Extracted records
┌──
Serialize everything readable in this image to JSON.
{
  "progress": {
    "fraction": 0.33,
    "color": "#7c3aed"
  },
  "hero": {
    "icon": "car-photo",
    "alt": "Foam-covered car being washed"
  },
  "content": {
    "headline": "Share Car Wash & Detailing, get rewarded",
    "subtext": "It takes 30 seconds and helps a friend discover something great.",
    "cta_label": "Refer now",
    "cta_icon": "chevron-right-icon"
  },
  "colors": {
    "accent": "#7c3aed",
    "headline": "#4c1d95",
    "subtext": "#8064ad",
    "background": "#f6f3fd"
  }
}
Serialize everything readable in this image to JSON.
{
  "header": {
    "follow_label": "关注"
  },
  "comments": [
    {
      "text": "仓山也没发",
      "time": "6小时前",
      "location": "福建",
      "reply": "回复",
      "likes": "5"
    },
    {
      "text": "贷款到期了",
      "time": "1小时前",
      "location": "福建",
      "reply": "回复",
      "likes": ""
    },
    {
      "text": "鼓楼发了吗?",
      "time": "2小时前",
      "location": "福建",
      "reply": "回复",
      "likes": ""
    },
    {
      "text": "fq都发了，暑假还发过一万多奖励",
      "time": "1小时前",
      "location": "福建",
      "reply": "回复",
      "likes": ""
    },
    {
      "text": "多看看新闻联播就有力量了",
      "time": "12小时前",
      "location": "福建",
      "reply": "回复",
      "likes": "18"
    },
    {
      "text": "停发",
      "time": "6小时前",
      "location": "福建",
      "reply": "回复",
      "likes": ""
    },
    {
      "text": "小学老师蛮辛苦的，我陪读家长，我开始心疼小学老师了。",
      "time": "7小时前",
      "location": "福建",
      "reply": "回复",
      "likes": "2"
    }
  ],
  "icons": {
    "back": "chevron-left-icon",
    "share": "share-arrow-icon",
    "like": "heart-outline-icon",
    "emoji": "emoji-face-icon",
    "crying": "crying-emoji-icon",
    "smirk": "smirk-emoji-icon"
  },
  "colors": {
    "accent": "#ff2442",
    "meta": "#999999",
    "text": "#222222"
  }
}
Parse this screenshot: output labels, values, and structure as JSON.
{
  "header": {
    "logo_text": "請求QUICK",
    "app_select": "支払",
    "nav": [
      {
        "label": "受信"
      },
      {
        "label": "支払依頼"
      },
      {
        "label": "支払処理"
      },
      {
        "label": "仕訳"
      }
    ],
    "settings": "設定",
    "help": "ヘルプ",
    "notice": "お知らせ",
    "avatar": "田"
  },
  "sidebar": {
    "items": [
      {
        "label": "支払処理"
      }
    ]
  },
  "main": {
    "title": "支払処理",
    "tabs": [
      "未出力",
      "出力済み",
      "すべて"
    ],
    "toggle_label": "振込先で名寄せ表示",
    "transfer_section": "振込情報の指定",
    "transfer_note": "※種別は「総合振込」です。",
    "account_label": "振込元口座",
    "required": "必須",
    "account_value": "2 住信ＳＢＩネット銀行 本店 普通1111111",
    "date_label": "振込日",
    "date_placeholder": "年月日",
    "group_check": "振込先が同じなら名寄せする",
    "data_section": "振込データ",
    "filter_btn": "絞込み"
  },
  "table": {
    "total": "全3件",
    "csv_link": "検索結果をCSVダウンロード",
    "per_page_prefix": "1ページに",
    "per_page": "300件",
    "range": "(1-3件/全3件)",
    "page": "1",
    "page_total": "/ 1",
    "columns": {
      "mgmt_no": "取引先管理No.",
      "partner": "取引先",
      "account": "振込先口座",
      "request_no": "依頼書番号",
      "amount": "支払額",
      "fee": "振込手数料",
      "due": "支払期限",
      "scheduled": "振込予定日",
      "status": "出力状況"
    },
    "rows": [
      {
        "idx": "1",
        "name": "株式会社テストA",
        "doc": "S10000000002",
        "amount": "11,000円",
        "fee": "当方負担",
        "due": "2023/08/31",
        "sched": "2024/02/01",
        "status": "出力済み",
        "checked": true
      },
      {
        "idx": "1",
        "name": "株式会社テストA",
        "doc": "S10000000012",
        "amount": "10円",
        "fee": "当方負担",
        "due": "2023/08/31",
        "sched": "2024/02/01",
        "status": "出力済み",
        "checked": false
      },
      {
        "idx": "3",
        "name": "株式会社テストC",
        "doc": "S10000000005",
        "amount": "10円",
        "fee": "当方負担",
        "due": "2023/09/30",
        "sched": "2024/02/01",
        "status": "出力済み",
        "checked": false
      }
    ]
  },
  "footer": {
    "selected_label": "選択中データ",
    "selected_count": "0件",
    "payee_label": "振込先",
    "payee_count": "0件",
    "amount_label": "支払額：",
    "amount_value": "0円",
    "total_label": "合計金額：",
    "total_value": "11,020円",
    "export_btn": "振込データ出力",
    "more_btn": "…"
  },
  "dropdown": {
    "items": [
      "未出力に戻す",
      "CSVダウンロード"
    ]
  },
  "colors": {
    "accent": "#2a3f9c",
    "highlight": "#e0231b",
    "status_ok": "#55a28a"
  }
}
└──
* **What this task involves**
The lines above should be duplicated exactly.

* **Correct output**
Serialize everything readable in this image to JSON.
{
  "progress": {
    "fraction": 0.33,
    "color": "#7c3aed"
  },
  "hero": {
    "icon": "car-photo",
    "alt": "Foam-covered car being washed"
  },
  "content": {
    "headline": "Share Car Wash & Detailing, get rewarded",
    "subtext": "It takes 30 seconds and helps a friend discover something great.",
    "cta_label": "Refer now",
    "cta_icon": "chevron-right-icon"
  },
  "colors": {
    "accent": "#7c3aed",
    "headline": "#4c1d95",
    "subtext": "#8064ad",
    "background": "#f6f3fd"
  }
}
Serialize everything readable in this image to JSON.
{
  "header": {
    "follow_label": "关注"
  },
  "comments": [
    {
      "text": "仓山也没发",
      "time": "6小时前",
      "location": "福建",
      "reply": "回复",
      "likes": "5"
    },
    {
      "text": "贷款到期了",
      "time": "1小时前",
      "location": "福建",
      "reply": "回复",
      "likes": ""
    },
    {
      "text": "鼓楼发了吗?",
      "time": "2小时前",
      "location": "福建",
      "reply": "回复",
      "likes": ""
    },
    {
      "text": "fq都发了，暑假还发过一万多奖励",
      "time": "1小时前",
      "location": "福建",
      "reply": "回复",
      "likes": ""
    },
    {
      "text": "多看看新闻联播就有力量了",
      "time": "12小时前",
      "location": "福建",
      "reply": "回复",
      "likes": "18"
    },
    {
      "text": "停发",
      "time": "6小时前",
      "location": "福建",
      "reply": "回复",
      "likes": ""
    },
    {
      "text": "小学老师蛮辛苦的，我陪读家长，我开始心疼小学老师了。",
      "time": "7小时前",
      "location": "福建",
      "reply": "回复",
      "likes": "2"
    }
  ],
  "icons": {
    "back": "chevron-left-icon",
    "share": "share-arrow-icon",
    "like": "heart-outline-icon",
    "emoji": "emoji-face-icon",
    "crying": "crying-emoji-icon",
    "smirk": "smirk-emoji-icon"
  },
  "colors": {
    "accent": "#ff2442",
    "meta": "#999999",
    "text": "#222222"
  }
}
Parse this screenshot: output labels, values, and structure as JSON.
{
  "header": {
    "logo_text": "請求QUICK",
    "app_select": "支払",
    "nav": [
      {
        "label": "受信"
      },
      {
        "label": "支払依頼"
      },
      {
        "label": "支払処理"
      },
      {
        "label": "仕訳"
      }
    ],
    "settings": "設定",
    "help": "ヘルプ",
    "notice": "お知らせ",
    "avatar": "田"
  },
  "sidebar": {
    "items": [
      {
        "label": "支払処理"
      }
    ]
  },
  "main": {
    "title": "支払処理",
    "tabs": [
      "未出力",
      "出力済み",
      "すべて"
    ],
    "toggle_label": "振込先で名寄せ表示",
    "transfer_section": "振込情報の指定",
    "transfer_note": "※種別は「総合振込」です。",
    "account_label": "振込元口座",
    "required": "必須",
    "account_value": "2 住信ＳＢＩネット銀行 本店 普通1111111",
    "date_label": "振込日",
    "date_placeholder": "年月日",
    "group_check": "振込先が同じなら名寄せする",
    "data_section": "振込データ",
    "filter_btn": "絞込み"
  },
  "table": {
    "total": "全3件",
    "csv_link": "検索結果をCSVダウンロード",
    "per_page_prefix": "1ページに",
    "per_page": "300件",
    "range": "(1-3件/全3件)",
    "page": "1",
    "page_total": "/ 1",
    "columns": {
      "mgmt_no": "取引先管理No.",
      "partner": "取引先",
      "account": "振込先口座",
      "request_no": "依頼書番号",
      "amount": "支払額",
      "fee": "振込手数料",
      "due": "支払期限",
      "scheduled": "振込予定日",
      "status": "出力状況"
    },
    "rows": [
      {
        "idx": "1",
        "name": "株式会社テストA",
        "doc": "S10000000002",
        "amount": "11,000円",
        "fee": "当方負担",
        "due": "2023/08/31",
        "sched": "2024/02/01",
        "status": "出力済み",
        "checked": true
      },
      {
        "idx": "1",
        "name": "株式会社テストA",
        "doc": "S10000000012",
        "amount": "10円",
        "fee": "当方負担",
        "due": "2023/08/31",
        "sched": "2024/02/01",
        "status": "出力済み",
        "checked": false
      },
      {
        "idx": "3",
        "name": "株式会社テストC",
        "doc": "S10000000005",
        "amount": "10円",
        "fee": "当方負担",
        "due": "2023/09/30",
        "sched": "2024/02/01",
        "status": "出力済み",
        "checked": false
      }
    ]
  },
  "footer": {
    "selected_label": "選択中データ",
    "selected_count": "0件",
    "payee_label": "振込先",
    "payee_count": "0件",
    "amount_label": "支払額：",
    "amount_value": "0円",
    "total_label": "合計金額：",
    "total_value": "11,020円",
    "export_btn": "振込データ出力",
    "more_btn": "…"
  },
  "dropdown": {
    "items": [
      "未出力に戻す",
      "CSVダウンロード"
    ]
  },
  "colors": {
    "accent": "#2a3f9c",
    "highlight": "#e0231b",
    "status_ok": "#55a28a"
  }
}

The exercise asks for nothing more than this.